[Written problem]
State the number of lines that include the string "from", and write nothing else.

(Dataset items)
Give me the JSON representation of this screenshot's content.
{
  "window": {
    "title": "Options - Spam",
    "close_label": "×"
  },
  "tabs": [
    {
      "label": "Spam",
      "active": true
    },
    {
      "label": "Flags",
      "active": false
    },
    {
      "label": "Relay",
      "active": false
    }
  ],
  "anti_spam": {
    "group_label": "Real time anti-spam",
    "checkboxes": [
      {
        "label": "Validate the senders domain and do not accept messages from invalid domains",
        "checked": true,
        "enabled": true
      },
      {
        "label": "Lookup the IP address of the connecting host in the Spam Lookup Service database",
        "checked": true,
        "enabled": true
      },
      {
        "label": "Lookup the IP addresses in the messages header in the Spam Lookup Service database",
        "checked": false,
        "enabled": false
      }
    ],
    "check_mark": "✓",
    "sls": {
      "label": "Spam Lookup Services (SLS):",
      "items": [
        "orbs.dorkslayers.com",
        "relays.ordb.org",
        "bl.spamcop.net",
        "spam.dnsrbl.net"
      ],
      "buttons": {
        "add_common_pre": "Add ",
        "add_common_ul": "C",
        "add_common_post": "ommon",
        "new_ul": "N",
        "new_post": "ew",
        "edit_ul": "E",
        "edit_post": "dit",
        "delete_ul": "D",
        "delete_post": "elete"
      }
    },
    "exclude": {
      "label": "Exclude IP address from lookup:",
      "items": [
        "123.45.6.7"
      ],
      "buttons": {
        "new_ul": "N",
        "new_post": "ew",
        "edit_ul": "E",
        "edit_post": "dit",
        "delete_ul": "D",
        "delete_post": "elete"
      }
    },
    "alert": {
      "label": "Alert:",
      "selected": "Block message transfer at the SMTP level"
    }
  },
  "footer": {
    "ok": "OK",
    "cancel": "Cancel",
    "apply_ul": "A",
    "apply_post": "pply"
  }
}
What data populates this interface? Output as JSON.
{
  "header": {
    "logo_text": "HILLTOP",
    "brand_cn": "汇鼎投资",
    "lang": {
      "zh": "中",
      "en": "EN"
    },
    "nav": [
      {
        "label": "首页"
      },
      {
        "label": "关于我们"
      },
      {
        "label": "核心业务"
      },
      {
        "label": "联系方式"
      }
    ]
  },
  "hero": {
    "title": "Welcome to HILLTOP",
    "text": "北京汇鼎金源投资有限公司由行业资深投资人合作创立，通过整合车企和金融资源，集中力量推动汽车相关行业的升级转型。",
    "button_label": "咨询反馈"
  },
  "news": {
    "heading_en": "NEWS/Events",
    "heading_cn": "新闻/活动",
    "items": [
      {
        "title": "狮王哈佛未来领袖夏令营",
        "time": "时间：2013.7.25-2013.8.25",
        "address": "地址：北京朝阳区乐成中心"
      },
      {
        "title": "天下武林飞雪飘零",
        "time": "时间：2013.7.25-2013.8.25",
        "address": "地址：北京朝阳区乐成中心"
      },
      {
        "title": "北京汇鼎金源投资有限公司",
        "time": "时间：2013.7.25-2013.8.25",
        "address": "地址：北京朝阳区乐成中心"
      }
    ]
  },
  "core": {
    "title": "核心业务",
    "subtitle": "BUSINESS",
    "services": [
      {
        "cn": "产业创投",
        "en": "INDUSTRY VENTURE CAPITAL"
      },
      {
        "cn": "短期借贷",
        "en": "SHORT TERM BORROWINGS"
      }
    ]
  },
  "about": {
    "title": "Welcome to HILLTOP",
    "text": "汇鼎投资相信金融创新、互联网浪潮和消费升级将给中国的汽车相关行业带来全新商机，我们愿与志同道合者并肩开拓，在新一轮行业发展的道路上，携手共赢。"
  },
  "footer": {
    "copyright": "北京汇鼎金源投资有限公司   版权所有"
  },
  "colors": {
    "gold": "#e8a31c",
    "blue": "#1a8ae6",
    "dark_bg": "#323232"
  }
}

[Complete response]
2